Given exercise ▸ Pick out the lines below that include the string "Instructions".

Stored records ▸
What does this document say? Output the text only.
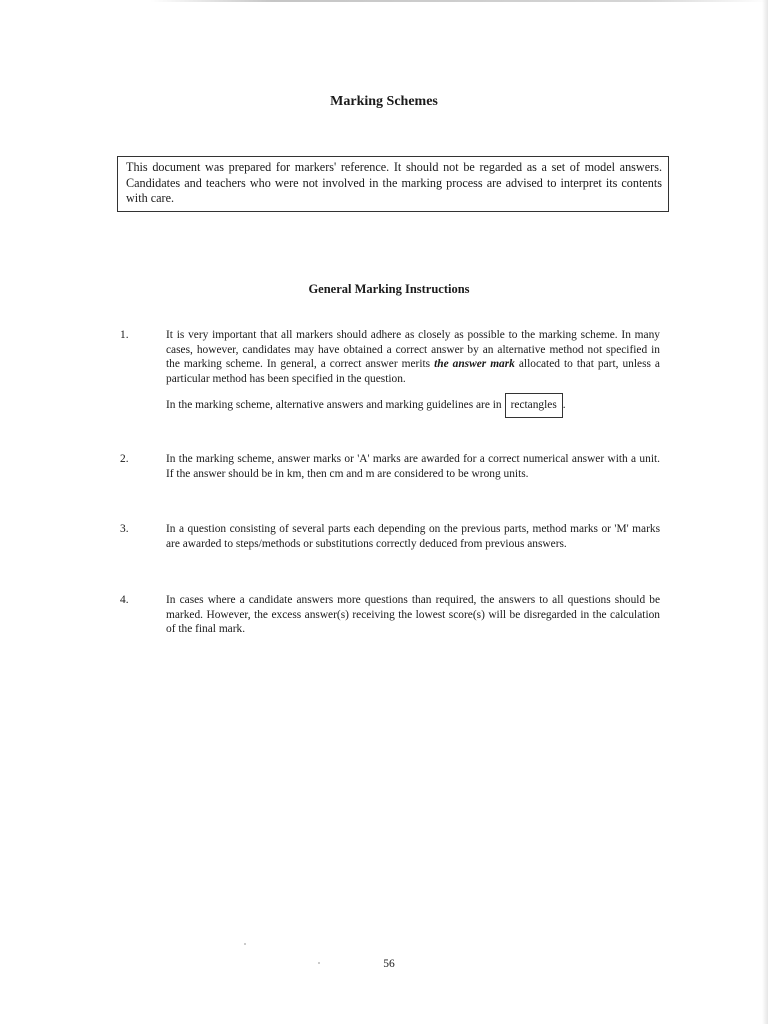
Marking Schemes
This document was prepared for markers' reference. It should not be regarded as a set of model answers. Candidates and teachers who were not involved in the marking process are advised to interpret its contents with care.
General Marking Instructions
1.	It is very important that all markers should adhere as closely as possible to the marking scheme. In many cases, however, candidates may have obtained a correct answer by an alternative method not specified in the marking scheme. In general, a correct answer merits the answer mark allocated to that part, unless a particular method has been specified in the question.

In the marking scheme, alternative answers and marking guidelines are in rectangles .

2.	In the marking scheme, answer marks or 'A' marks are awarded for a correct numerical answer with a unit. If the answer should be in km, then cm and m are considered to be wrong units.

3.	In a question consisting of several parts each depending on the previous parts, method marks or 'M' marks are awarded to steps/methods or substitutions correctly deduced from previous answers.

4.	In cases where a candidate answers more questions than required, the answers to all questions should be marked. However, the excess answer(s) receiving the lowest score(s) will be disregarded in the calculation of the final mark.

56
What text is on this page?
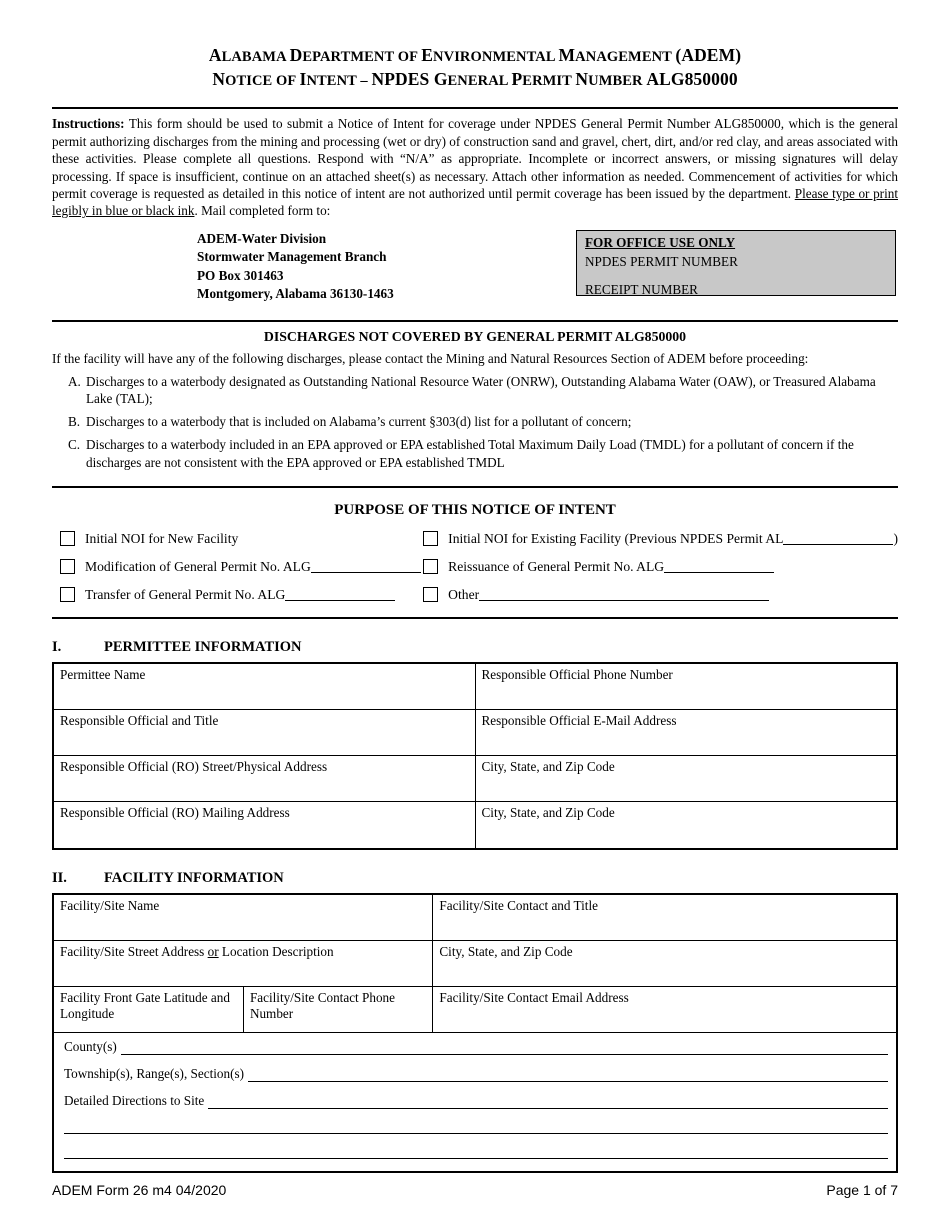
ALABAMA DEPARTMENT OF ENVIRONMENTAL MANAGEMENT (ADEM)
NOTICE OF INTENT – NPDES GENERAL PERMIT NUMBER ALG850000
Instructions: This form should be used to submit a Notice of Intent for coverage under NPDES General Permit Number ALG850000, which is the general permit authorizing discharges from the mining and processing (wet or dry) of construction sand and gravel, chert, dirt, and/or red clay, and areas associated with these activities. Please complete all questions. Respond with “N/A” as appropriate. Incomplete or incorrect answers, or missing signatures will delay processing. If space is insufficient, continue on an attached sheet(s) as necessary. Attach other information as needed. Commencement of activities for which permit coverage is requested as detailed in this notice of intent are not authorized until permit coverage has been issued by the department. Please type or print legibly in blue or black ink. Mail completed form to:
ADEM-Water Division
Stormwater Management Branch
PO Box 301463
Montgomery, Alabama 36130-1463
FOR OFFICE USE ONLY
NPDES PERMIT NUMBER
RECEIPT NUMBER
DISCHARGES NOT COVERED BY GENERAL PERMIT ALG850000
If the facility will have any of the following discharges, please contact the Mining and Natural Resources Section of ADEM before proceeding:
A. Discharges to a waterbody designated as Outstanding National Resource Water (ONRW), Outstanding Alabama Water (OAW), or Treasured Alabama Lake (TAL);
B. Discharges to a waterbody that is included on Alabama’s current §303(d) list for a pollutant of concern;
C. Discharges to a waterbody included in an EPA approved or EPA established Total Maximum Daily Load (TMDL) for a pollutant of concern if the discharges are not consistent with the EPA approved or EPA established TMDL
PURPOSE OF THIS NOTICE OF INTENT
Initial NOI for New Facility	Initial NOI for Existing Facility (Previous NPDES Permit AL	)
Modification of General Permit No. ALG	Reissuance of General Permit No. ALG
Transfer of General Permit No. ALG	Other
I.	PERMITTEE INFORMATION
Permittee Name	Responsible Official Phone Number
Responsible Official and Title	Responsible Official E-Mail Address
Responsible Official (RO) Street/Physical Address	City, State, and Zip Code
Responsible Official (RO) Mailing Address	City, State, and Zip Code
II.	FACILITY INFORMATION
Facility/Site Name		Facility/Site Contact and Title
Facility/Site Street Address or Location Description		City, State, and Zip Code
Facility Front Gate Latitude and Longitude	Facility/Site Contact Phone Number	Facility/Site Contact Email Address

County(s)
Township(s), Range(s), Section(s)
Detailed Directions to Site		
ADEM Form 26 m4 04/2020	Page 1 of 7
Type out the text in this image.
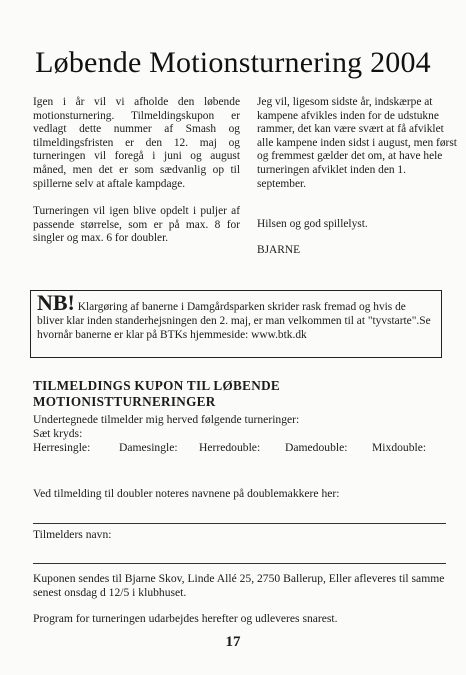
Løbende Motionsturnering 2004

Igen i år vil vi afholde den løbende motionsturnering. Tilmeldingskupon er vedlagt dette nummer af Smash og tilmeldingsfristen er den 12. maj og turneringen vil foregå i juni og august måned, men det er som sædvanlig op til spillerne selv at aftale kampdage.

Turneringen vil igen blive opdelt i puljer af passende størrelse, som er på max. 8 for singler og max. 6 for doubler.

Jeg vil, ligesom sidste år, indskærpe at kampene afvikles inden for de udstukne rammer, det kan være svært at få afviklet alle kampene inden sidst i august, men først og fremmest gælder det om, at have hele turneringen afviklet inden den 1. september.

Hilsen og god spillelyst.

BJARNE

NB! Klargøring af banerne i Damgårdsparken skrider rask fremad og hvis de bliver klar inden standerhejsningen den 2. maj, er man velkommen til at "tyvstarte".Se hvornår banerne er klar på BTKs hjemmeside: www.btk.dk
TILMELDINGS KUPON TIL LØBENDE MOTIONISTTURNERINGER
Undertegnede tilmelder mig herved følgende turneringer:
Sæt kryds:
Herresingle: Damesingle: Herredouble: Damedouble: Mixdouble:
Ved tilmelding til doubler noteres navnene på doublemakkere her:
Tilmelders navn:
Kuponen sendes til Bjarne Skov, Linde Allé 25, 2750 Ballerup, Eller afleveres til samme senest onsdag d 12/5 i klubhuset.
Program for turneringen udarbejdes herefter og udleveres snarest.
17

Written answer ▸
General Marking Instructions
Instructions: This form should be used to submit a Notice of Intent for coverage under NPDES General Permit Number ALG850000, which is the general permit authorizing discharges from the mining and processing (wet or dry) of construction sand and gravel, chert, dirt, and/or red clay, and areas associated with these activities. Please complete all questions. Respond with “N/A” as appropriate. Incomplete or incorrect answers, or missing signatures will delay processing. If space is insufficient, continue on an attached sheet(s) as necessary. Attach other information as needed. Commencement of activities for which permit coverage is requested as detailed in this notice of intent are not authorized until permit coverage has been issued by the department. Please type or print legibly in blue or black ink. Mail completed form to:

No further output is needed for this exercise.